## Begin MATERIAL FOR THE TASK

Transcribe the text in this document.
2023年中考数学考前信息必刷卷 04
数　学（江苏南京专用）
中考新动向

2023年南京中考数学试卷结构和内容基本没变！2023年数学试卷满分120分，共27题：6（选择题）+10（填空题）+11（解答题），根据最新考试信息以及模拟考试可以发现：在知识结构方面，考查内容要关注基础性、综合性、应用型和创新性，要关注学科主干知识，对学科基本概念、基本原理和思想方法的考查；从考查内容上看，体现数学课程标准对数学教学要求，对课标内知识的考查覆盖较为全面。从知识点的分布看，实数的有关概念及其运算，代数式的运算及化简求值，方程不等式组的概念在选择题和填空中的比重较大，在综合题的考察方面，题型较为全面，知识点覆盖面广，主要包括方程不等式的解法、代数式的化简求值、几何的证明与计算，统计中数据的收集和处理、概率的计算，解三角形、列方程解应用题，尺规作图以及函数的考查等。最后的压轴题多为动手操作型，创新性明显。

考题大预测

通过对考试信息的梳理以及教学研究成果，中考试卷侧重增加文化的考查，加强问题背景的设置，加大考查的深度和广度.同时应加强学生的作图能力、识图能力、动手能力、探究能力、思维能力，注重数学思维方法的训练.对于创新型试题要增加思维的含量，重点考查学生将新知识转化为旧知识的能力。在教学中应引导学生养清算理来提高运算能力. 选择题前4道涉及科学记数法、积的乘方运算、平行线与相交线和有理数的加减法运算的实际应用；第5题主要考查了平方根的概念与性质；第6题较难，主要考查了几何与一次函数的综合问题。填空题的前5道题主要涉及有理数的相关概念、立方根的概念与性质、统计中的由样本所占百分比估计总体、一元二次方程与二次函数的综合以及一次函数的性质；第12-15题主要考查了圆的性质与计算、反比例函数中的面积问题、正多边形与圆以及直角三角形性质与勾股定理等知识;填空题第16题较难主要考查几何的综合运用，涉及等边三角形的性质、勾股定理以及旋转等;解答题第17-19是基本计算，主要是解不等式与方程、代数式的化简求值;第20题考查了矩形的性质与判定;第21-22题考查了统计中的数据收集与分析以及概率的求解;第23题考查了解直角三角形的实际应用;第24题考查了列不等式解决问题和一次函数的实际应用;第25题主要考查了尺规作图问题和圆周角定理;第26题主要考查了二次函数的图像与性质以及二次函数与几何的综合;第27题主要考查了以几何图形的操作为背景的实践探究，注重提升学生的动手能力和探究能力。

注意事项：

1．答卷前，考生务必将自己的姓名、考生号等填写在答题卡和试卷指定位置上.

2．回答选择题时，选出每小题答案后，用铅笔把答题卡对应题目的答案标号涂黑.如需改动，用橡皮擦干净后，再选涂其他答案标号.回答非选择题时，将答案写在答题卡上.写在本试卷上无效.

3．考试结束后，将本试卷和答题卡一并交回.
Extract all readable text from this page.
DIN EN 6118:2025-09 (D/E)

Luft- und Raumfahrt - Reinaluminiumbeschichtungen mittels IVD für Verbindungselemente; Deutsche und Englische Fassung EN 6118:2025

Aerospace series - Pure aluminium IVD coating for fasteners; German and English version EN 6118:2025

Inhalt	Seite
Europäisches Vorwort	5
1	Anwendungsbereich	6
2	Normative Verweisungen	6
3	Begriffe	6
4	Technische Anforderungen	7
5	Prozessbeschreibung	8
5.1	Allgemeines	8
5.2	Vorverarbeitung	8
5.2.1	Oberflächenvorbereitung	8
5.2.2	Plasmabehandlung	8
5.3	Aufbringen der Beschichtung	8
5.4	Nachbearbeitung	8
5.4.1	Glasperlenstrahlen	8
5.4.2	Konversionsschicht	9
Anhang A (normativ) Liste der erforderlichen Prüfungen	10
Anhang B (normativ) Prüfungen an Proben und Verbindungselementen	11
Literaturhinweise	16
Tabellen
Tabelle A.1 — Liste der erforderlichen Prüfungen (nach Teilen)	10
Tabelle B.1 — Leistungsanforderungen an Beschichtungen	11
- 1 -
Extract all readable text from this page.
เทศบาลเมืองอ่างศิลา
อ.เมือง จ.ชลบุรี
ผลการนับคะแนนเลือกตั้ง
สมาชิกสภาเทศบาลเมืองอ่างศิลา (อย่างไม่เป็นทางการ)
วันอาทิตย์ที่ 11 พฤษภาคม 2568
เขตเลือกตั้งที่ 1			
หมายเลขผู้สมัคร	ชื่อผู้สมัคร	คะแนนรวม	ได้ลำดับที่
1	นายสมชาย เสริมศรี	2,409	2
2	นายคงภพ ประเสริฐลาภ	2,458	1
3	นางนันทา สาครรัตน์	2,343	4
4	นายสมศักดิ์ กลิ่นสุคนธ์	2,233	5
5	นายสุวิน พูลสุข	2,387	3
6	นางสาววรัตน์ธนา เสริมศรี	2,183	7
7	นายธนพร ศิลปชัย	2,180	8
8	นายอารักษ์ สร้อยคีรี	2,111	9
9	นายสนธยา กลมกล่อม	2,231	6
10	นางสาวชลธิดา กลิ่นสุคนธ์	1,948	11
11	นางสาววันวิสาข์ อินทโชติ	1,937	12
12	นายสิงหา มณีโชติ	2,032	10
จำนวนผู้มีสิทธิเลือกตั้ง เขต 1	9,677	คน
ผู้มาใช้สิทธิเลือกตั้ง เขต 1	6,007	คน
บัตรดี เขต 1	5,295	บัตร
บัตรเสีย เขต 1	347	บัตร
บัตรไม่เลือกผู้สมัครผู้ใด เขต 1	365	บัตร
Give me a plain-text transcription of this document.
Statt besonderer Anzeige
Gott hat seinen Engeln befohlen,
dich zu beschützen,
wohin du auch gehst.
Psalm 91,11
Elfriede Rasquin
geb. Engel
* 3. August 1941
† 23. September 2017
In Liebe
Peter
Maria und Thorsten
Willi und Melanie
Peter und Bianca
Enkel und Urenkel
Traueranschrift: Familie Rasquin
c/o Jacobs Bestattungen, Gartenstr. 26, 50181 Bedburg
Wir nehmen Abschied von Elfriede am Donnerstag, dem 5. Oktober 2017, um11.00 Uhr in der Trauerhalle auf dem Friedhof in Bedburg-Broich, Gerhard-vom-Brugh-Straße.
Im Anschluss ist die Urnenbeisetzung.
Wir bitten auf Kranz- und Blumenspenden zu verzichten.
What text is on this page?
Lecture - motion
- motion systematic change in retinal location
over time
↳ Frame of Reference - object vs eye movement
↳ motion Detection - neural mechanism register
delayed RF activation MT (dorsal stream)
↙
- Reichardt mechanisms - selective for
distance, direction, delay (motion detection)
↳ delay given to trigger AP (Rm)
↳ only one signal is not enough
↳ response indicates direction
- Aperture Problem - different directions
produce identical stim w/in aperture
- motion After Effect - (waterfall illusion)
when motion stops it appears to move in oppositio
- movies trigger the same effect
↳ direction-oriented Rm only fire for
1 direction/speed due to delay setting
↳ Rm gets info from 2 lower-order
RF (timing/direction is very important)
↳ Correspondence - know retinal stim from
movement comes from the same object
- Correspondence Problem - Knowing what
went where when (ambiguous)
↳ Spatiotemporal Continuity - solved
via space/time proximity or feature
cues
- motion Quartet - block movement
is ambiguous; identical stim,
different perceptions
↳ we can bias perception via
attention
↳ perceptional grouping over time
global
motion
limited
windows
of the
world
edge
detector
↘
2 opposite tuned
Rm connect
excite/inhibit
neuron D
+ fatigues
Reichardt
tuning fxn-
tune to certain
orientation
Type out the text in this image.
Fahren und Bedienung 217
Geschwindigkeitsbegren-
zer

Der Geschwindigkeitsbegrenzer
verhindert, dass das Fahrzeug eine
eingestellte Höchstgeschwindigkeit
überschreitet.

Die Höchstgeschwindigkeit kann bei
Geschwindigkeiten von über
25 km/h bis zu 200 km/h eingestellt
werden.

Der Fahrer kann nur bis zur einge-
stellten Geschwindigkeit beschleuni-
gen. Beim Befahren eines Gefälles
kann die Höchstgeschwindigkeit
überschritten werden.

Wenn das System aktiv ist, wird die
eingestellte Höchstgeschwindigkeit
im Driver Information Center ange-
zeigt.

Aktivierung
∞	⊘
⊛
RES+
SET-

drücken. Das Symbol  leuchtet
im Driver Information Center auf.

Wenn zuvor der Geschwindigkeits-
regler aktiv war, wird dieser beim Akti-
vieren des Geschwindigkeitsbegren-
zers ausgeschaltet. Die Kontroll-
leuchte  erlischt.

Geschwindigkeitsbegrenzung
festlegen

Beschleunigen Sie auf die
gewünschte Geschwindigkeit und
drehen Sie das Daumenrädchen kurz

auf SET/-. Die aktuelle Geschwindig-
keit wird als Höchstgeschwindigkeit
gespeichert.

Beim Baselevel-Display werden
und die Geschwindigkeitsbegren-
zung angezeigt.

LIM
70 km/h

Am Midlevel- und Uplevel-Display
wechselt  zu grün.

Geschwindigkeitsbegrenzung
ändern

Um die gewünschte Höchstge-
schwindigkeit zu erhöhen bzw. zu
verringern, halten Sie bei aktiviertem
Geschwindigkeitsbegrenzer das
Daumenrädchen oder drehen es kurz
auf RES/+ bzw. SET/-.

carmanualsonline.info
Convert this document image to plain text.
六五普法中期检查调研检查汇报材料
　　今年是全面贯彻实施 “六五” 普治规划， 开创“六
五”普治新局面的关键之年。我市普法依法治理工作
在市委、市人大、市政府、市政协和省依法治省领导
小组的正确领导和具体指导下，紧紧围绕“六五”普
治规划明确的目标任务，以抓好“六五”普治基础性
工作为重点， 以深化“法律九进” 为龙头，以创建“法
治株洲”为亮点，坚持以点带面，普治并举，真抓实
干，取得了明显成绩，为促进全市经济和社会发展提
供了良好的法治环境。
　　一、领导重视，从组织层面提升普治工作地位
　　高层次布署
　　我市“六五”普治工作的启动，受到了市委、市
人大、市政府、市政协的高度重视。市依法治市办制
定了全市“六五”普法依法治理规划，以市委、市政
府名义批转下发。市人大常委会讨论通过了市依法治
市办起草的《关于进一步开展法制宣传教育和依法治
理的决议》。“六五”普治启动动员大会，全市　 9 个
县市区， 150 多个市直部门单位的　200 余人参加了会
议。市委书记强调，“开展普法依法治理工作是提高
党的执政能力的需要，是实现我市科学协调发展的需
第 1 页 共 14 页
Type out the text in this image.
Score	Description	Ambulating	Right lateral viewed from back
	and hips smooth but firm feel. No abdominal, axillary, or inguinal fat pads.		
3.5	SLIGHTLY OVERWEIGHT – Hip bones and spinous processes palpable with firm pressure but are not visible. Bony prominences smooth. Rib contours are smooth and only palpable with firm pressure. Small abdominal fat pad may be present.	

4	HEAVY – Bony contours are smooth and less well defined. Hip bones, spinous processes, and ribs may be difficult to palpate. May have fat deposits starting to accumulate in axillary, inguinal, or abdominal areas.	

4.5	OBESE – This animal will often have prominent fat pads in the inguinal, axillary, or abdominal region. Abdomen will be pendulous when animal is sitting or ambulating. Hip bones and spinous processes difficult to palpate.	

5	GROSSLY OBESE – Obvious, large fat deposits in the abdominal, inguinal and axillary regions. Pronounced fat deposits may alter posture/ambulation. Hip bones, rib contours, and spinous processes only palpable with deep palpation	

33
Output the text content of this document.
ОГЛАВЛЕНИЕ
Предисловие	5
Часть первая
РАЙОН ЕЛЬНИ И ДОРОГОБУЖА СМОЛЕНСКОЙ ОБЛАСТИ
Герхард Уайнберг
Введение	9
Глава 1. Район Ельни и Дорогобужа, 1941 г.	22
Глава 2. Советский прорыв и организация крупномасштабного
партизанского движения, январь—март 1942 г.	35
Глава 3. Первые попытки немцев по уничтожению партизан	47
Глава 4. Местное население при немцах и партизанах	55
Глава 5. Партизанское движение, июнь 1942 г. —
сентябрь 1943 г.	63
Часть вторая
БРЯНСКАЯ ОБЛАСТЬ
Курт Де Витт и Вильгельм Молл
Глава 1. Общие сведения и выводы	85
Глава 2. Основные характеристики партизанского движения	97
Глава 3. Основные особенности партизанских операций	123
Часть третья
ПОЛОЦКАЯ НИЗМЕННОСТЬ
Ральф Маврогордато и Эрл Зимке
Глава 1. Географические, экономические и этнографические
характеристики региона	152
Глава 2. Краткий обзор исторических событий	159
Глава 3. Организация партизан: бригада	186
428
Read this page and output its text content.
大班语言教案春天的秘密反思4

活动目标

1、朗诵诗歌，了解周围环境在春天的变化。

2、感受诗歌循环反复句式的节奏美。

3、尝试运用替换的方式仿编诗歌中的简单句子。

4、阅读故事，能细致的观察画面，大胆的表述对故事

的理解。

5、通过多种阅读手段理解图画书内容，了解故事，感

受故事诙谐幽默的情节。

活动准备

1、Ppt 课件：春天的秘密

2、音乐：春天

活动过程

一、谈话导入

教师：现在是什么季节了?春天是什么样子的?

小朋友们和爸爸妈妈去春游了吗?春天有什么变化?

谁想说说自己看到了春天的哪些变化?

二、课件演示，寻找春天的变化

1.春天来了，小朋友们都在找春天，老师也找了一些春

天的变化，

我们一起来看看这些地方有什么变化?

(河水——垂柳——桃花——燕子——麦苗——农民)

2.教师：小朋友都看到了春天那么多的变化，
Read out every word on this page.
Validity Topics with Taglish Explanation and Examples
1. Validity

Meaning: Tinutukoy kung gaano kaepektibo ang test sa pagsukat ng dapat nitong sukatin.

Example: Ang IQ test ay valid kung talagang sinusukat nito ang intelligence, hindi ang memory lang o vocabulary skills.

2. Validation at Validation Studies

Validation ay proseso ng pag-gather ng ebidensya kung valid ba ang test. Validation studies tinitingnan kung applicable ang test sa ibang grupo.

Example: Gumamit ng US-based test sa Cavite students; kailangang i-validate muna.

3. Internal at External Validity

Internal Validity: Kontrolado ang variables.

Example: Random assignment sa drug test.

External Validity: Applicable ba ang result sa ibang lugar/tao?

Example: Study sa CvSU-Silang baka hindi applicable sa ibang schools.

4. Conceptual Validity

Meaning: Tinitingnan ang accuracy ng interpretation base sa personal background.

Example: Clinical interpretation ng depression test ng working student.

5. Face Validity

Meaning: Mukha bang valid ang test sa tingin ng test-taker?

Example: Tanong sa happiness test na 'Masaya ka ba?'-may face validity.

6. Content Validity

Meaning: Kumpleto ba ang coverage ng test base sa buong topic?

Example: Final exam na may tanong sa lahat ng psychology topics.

## End MATERIAL FOR THE TASK

Search the data for the word "Correspondence" and copy each line where it appears.

↳ Correspondence - know retinal stim from
- Correspondence Problem - Knowing what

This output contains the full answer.